- [Records supplied]
::::::::::

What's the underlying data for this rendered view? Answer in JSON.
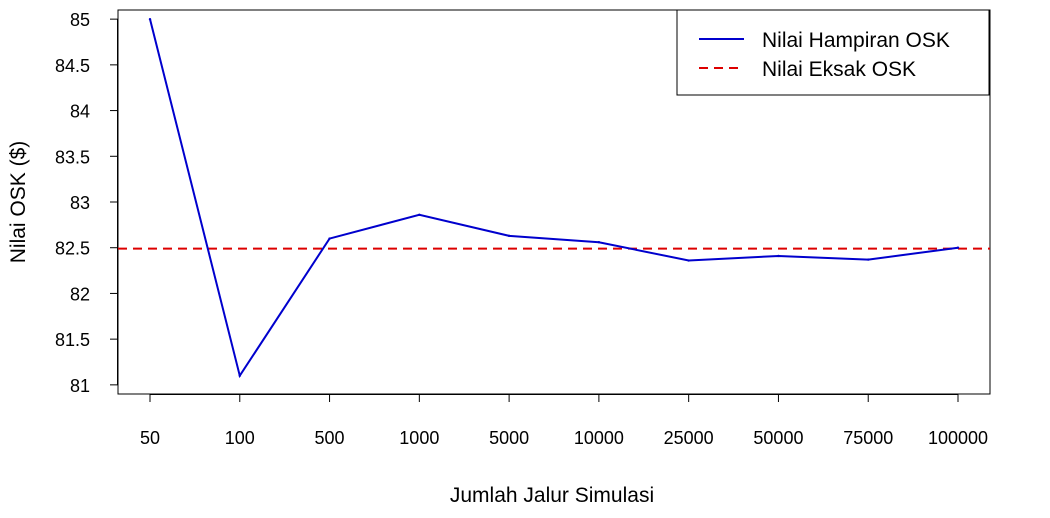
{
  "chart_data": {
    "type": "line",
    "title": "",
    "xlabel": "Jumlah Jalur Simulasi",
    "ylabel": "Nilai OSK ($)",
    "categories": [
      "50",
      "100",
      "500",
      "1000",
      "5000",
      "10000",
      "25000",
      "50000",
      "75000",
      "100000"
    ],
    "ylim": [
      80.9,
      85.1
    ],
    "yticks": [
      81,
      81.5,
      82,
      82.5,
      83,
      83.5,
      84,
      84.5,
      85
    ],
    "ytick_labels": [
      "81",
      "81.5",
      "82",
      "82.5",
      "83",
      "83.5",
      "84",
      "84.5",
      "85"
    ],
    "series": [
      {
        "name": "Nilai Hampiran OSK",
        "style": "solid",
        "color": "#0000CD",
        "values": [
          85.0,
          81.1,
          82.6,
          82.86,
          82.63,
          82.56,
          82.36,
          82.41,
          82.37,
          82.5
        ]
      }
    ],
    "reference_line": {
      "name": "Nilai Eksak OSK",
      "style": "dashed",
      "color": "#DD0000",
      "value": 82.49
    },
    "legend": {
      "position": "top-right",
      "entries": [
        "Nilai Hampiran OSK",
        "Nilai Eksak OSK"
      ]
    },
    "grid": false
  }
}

::::::::::

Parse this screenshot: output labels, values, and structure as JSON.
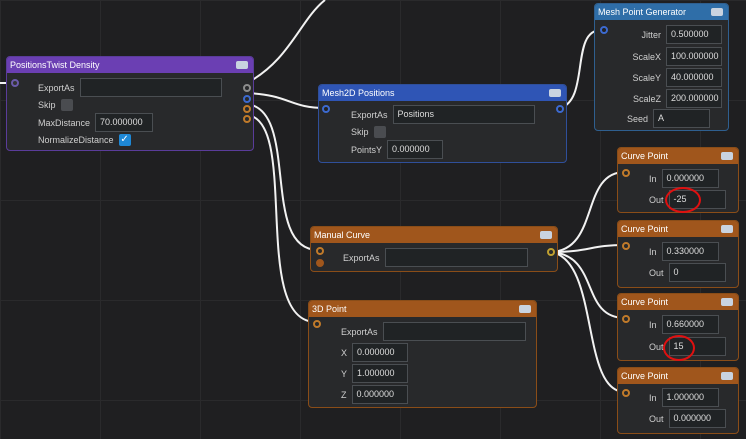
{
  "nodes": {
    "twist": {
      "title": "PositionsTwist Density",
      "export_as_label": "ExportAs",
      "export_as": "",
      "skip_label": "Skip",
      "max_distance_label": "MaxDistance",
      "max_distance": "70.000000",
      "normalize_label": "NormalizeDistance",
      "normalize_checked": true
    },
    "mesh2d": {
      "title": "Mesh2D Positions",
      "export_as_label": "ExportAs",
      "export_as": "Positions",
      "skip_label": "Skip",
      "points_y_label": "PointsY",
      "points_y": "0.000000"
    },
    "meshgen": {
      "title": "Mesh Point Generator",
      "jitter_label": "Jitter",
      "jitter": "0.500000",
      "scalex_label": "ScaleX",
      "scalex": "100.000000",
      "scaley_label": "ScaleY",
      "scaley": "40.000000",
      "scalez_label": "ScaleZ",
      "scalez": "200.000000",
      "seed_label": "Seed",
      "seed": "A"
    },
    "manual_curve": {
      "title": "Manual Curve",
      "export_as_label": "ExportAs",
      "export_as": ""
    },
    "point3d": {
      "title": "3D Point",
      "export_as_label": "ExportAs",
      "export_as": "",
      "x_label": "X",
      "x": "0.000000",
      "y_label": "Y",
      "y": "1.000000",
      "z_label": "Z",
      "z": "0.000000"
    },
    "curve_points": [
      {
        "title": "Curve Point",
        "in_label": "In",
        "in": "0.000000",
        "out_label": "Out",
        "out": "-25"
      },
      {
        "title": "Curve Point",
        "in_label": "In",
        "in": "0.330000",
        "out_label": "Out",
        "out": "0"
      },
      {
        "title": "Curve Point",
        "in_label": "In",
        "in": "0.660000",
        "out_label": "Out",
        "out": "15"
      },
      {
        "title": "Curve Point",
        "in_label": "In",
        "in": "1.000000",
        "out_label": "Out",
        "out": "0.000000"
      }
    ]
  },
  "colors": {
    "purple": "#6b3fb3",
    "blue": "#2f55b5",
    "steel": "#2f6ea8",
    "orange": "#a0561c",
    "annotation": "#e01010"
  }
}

::::::::::

- [Problem to work on] Say, as a single number and nothing more, how many lines of the entries contain the word "this".

- [Response] 2